SELECTED PASSAGE:

-- Begin --

KELSEY: But they weren't able to do any of their Christmas shopping because, you know, life had been turned upside down for everybody. For teddy bears, we really hadn't started sorting them. We were just piling up. His son was actually able to climb the pile of teddy bears and grab onto the roof rafters.

DUNAVIN: And there were also all those roadside memorials that had sprung up all over town. The town had to make a difficult decision about those, too.

PAT LLODRA: What do you do with the hundreds of thousands of things that are on your street corners, the signs and the teddy bears and the flowers and the vases and the artwork? That has to be dealt with.

DUNAVIN: That's Pat Llodra. She was Newtown's first selectman, the town's top elected official. This was December, and the weather was taking a turn.

LLODRA: We didn't want it to just start looking awful as a very sad reminder. We wanted the beauty of it to be sustained and remain in people's minds. But we knew with - you know, we had snow and rain. We had all that weather stuff. We needed to deal with the reality of that stuff.

DUNAVIN: Right around Christmas, Llodra asked the world to please stop sending gifts, and then she announced many of them would be turned into what she called sacred soil to be used in a future memorial to the tragedy. Essentially, they'd be cremated, including the roadside memorials. A few nights after Christmas, officials drove around town to gather them up.

HURLEY: All of these items, the candles, the cards, the animals, anything that was out there in the snow. In some cases, we had to literally dig the items out of the snow.

DUNAVIN: Public works director Fred Hurley says it was mostly a quiet night, until one woman saw them taking down a banner.

HURLEY: And she got very emotional about it, that you can't take my banner and throw it away. And we explained again what, ultimately, we were going to do, that we were going to take all of these memorial items. They were going to be cremated, and they were going to go in forever to the memorial. And that put her mind at peace.

DUNAVIN: They eventually took many of the leftover gifts to an industrial disposal facility. Yolie Moreno was there, the volunteer who helped document many of the cards and letters. We watched footage of the burn together.

-- End --

EXERCISE TASK A: Format the records as a JSON list of strings, from the first line of the records up to and including the line containing "history-line: właścicielki tego", one string per line with blank lines omitted.
The records that come next are unrelated to the transcript above.

(Dataset excerpt)
-- Begin --

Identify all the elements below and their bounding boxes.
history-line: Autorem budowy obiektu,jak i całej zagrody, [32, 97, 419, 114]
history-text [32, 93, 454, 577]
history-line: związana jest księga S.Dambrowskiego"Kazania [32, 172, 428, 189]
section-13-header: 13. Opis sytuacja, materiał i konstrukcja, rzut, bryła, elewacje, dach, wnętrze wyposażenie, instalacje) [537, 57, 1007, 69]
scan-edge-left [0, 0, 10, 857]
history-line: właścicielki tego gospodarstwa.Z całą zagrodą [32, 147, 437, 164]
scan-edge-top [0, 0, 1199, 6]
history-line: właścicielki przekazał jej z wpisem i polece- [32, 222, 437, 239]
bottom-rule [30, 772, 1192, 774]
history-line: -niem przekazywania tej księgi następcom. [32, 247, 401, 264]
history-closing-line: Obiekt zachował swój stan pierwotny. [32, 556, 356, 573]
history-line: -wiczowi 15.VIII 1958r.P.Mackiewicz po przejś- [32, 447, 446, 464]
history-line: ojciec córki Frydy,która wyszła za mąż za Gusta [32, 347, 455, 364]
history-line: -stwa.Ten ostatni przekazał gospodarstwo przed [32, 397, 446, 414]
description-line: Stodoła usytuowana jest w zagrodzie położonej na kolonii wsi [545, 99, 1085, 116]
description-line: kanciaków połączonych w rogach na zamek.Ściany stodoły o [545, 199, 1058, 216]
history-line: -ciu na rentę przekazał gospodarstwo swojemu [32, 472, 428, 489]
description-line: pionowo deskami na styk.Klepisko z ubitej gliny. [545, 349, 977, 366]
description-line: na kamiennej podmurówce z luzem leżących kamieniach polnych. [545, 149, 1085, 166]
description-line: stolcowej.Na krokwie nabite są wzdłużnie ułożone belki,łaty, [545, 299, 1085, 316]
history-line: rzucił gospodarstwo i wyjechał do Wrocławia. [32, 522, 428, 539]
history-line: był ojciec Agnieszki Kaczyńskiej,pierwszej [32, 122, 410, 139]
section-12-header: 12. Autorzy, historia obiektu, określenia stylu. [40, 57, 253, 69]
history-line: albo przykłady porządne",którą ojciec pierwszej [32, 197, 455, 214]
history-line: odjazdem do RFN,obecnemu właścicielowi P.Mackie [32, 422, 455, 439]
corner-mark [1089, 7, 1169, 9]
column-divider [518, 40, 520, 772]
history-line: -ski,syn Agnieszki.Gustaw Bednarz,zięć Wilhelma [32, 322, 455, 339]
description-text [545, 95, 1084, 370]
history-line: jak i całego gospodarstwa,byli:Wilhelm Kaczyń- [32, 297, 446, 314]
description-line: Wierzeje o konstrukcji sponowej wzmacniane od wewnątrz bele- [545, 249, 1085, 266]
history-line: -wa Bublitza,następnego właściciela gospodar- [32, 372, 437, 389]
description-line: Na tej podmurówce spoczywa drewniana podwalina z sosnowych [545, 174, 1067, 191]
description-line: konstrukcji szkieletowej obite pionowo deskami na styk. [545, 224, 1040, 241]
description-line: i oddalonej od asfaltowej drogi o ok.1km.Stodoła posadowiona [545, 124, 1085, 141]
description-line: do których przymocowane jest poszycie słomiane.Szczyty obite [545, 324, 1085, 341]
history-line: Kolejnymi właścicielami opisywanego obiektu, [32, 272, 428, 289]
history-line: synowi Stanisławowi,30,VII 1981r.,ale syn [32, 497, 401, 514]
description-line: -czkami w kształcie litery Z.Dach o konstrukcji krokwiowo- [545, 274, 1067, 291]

-- End --

EXERCISE TASK B: Please rewrite the transcript from "PAT LLODRA: What" up to and including "taking a turn.", replacing "artwork" with "drawings".

WORKED SOLUTION A:
[
  "Identify all the elements below and their bounding boxes.",
  "history-line: Autorem budowy obiektu,jak i całej zagrody, [32, 97, 419, 114]",
  "history-text [32, 93, 454, 577]",
  "history-line: związana jest księga S.Dambrowskiego\"Kazania [32, 172, 428, 189]",
  "section-13-header: 13. Opis sytuacja, materiał i konstrukcja, rzut, bryła, elewacje, dach, wnętrze wyposażenie, instalacje) [537, 57, 1007, 69]",
  "scan-edge-left [0, 0, 10, 857]",
  "history-line: właścicielki tego gospodarstwa.Z całą zagrodą [32, 147, 437, 164]"
]

WORKED SOLUTION B:
PAT LLODRA: What do you do with the hundreds of thousands of things that are on your street corners, the signs and the teddy bears and the flowers and the vases and the drawings? That has to be dealt with.

DUNAVIN: That's Pat Llodra. She was Newtown's first selectman, the town's top elected official. This was December, and the weather was taking a turn.